### EXERCISE:
Every record below should be printed exactly as it appears.

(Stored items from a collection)
'''

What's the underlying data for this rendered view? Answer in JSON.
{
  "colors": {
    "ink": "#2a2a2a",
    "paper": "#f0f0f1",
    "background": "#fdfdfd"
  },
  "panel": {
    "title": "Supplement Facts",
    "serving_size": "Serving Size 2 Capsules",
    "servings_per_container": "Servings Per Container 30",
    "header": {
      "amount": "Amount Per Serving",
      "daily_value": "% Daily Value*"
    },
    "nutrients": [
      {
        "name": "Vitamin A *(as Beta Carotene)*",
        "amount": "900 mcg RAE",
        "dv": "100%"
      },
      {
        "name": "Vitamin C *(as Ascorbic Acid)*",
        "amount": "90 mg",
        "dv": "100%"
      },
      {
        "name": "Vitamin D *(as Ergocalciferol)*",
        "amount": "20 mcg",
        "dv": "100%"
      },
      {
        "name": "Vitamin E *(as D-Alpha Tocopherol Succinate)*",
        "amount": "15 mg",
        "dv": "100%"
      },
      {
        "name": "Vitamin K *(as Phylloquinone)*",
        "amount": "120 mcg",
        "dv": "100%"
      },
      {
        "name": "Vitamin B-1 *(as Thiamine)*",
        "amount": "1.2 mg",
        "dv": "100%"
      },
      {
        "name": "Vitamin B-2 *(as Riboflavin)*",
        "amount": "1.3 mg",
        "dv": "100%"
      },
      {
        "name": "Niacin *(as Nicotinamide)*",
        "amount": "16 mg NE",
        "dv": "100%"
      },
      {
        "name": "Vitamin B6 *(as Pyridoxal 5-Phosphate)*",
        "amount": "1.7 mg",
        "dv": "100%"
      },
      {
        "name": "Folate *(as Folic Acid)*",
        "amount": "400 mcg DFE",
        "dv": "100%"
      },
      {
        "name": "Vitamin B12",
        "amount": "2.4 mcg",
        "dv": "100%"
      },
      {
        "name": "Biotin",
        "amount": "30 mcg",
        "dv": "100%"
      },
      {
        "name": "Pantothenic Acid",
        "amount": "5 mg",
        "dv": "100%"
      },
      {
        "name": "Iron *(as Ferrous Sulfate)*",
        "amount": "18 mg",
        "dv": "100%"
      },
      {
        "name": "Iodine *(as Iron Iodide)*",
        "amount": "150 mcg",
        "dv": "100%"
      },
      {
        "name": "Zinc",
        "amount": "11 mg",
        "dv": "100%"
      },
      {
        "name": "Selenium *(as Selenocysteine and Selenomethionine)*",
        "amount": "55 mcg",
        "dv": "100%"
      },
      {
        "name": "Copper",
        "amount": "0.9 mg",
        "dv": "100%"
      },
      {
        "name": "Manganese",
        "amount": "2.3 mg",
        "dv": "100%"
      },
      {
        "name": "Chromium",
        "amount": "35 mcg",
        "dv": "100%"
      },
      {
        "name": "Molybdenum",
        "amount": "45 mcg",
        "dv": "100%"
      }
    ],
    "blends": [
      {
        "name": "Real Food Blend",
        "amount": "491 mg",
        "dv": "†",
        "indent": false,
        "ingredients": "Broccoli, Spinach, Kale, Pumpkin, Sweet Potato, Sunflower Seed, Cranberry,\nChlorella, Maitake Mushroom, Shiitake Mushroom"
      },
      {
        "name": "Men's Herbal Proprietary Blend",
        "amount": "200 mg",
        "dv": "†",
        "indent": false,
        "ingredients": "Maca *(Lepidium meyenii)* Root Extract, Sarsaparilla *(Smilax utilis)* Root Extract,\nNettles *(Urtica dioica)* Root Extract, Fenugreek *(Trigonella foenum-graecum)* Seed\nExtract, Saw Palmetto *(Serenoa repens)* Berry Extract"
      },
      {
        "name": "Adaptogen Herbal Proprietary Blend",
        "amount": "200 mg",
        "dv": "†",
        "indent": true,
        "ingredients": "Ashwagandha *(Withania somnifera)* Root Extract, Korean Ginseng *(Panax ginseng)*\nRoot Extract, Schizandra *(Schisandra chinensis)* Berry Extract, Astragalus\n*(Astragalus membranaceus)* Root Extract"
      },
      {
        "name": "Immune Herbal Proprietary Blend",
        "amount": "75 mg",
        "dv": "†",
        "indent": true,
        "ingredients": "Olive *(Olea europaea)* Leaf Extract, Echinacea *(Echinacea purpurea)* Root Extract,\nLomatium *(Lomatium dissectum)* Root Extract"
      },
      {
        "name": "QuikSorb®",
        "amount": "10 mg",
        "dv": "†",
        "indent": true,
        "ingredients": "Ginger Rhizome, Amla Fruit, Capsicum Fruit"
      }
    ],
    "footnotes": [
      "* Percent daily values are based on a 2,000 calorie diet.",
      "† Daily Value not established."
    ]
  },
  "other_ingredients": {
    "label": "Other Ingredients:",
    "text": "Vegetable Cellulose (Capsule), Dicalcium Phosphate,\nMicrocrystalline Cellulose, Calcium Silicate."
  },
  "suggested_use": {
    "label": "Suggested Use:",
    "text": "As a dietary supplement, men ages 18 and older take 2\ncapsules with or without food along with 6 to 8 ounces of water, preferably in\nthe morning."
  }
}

'''

### RESULT OF THIS TASK:
What's the underlying data for this rendered view? Answer in JSON.
{
  "colors": {
    "ink": "#2a2a2a",
    "paper": "#f0f0f1",
    "background": "#fdfdfd"
  },
  "panel": {
    "title": "Supplement Facts",
    "serving_size": "Serving Size 2 Capsules",
    "servings_per_container": "Servings Per Container 30",
    "header": {
      "amount": "Amount Per Serving",
      "daily_value": "% Daily Value*"
    },
    "nutrients": [
      {
        "name": "Vitamin A *(as Beta Carotene)*",
        "amount": "900 mcg RAE",
        "dv": "100%"
      },
      {
        "name": "Vitamin C *(as Ascorbic Acid)*",
        "amount": "90 mg",
        "dv": "100%"
      },
      {
        "name": "Vitamin D *(as Ergocalciferol)*",
        "amount": "20 mcg",
        "dv": "100%"
      },
      {
        "name": "Vitamin E *(as D-Alpha Tocopherol Succinate)*",
        "amount": "15 mg",
        "dv": "100%"
      },
      {
        "name": "Vitamin K *(as Phylloquinone)*",
        "amount": "120 mcg",
        "dv": "100%"
      },
      {
        "name": "Vitamin B-1 *(as Thiamine)*",
        "amount": "1.2 mg",
        "dv": "100%"
      },
      {
        "name": "Vitamin B-2 *(as Riboflavin)*",
        "amount": "1.3 mg",
        "dv": "100%"
      },
      {
        "name": "Niacin *(as Nicotinamide)*",
        "amount": "16 mg NE",
        "dv": "100%"
      },
      {
        "name": "Vitamin B6 *(as Pyridoxal 5-Phosphate)*",
        "amount": "1.7 mg",
        "dv": "100%"
      },
      {
        "name": "Folate *(as Folic Acid)*",
        "amount": "400 mcg DFE",
        "dv": "100%"
      },
      {
        "name": "Vitamin B12",
        "amount": "2.4 mcg",
        "dv": "100%"
      },
      {
        "name": "Biotin",
        "amount": "30 mcg",
        "dv": "100%"
      },
      {
        "name": "Pantothenic Acid",
        "amount": "5 mg",
        "dv": "100%"
      },
      {
        "name": "Iron *(as Ferrous Sulfate)*",
        "amount": "18 mg",
        "dv": "100%"
      },
      {
        "name": "Iodine *(as Iron Iodide)*",
        "amount": "150 mcg",
        "dv": "100%"
      },
      {
        "name": "Zinc",
        "amount": "11 mg",
        "dv": "100%"
      },
      {
        "name": "Selenium *(as Selenocysteine and Selenomethionine)*",
        "amount": "55 mcg",
        "dv": "100%"
      },
      {
        "name": "Copper",
        "amount": "0.9 mg",
        "dv": "100%"
      },
      {
        "name": "Manganese",
        "amount": "2.3 mg",
        "dv": "100%"
      },
      {
        "name": "Chromium",
        "amount": "35 mcg",
        "dv": "100%"
      },
      {
        "name": "Molybdenum",
        "amount": "45 mcg",
        "dv": "100%"
      }
    ],
    "blends": [
      {
        "name": "Real Food Blend",
        "amount": "491 mg",
        "dv": "†",
        "indent": false,
        "ingredients": "Broccoli, Spinach, Kale, Pumpkin, Sweet Potato, Sunflower Seed, Cranberry,\nChlorella, Maitake Mushroom, Shiitake Mushroom"
      },
      {
        "name": "Men's Herbal Proprietary Blend",
        "amount": "200 mg",
        "dv": "†",
        "indent": false,
        "ingredients": "Maca *(Lepidium meyenii)* Root Extract, Sarsaparilla *(Smilax utilis)* Root Extract,\nNettles *(Urtica dioica)* Root Extract, Fenugreek *(Trigonella foenum-graecum)* Seed\nExtract, Saw Palmetto *(Serenoa repens)* Berry Extract"
      },
      {
        "name": "Adaptogen Herbal Proprietary Blend",
        "amount": "200 mg",
        "dv": "†",
        "indent": true,
        "ingredients": "Ashwagandha *(Withania somnifera)* Root Extract, Korean Ginseng *(Panax ginseng)*\nRoot Extract, Schizandra *(Schisandra chinensis)* Berry Extract, Astragalus\n*(Astragalus membranaceus)* Root Extract"
      },
      {
        "name": "Immune Herbal Proprietary Blend",
        "amount": "75 mg",
        "dv": "†",
        "indent": true,
        "ingredients": "Olive *(Olea europaea)* Leaf Extract, Echinacea *(Echinacea purpurea)* Root Extract,\nLomatium *(Lomatium dissectum)* Root Extract"
      },
      {
        "name": "QuikSorb®",
        "amount": "10 mg",
        "dv": "†",
        "indent": true,
        "ingredients": "Ginger Rhizome, Amla Fruit, Capsicum Fruit"
      }
    ],
    "footnotes": [
      "* Percent daily values are based on a 2,000 calorie diet.",
      "† Daily Value not established."
    ]
  },
  "other_ingredients": {
    "label": "Other Ingredients:",
    "text": "Vegetable Cellulose (Capsule), Dicalcium Phosphate,\nMicrocrystalline Cellulose, Calcium Silicate."
  },
  "suggested_use": {
    "label": "Suggested Use:",
    "text": "As a dietary supplement, men ages 18 and older take 2\ncapsules with or without food along with 6 to 8 ounces of water, preferably in\nthe morning."
  }
}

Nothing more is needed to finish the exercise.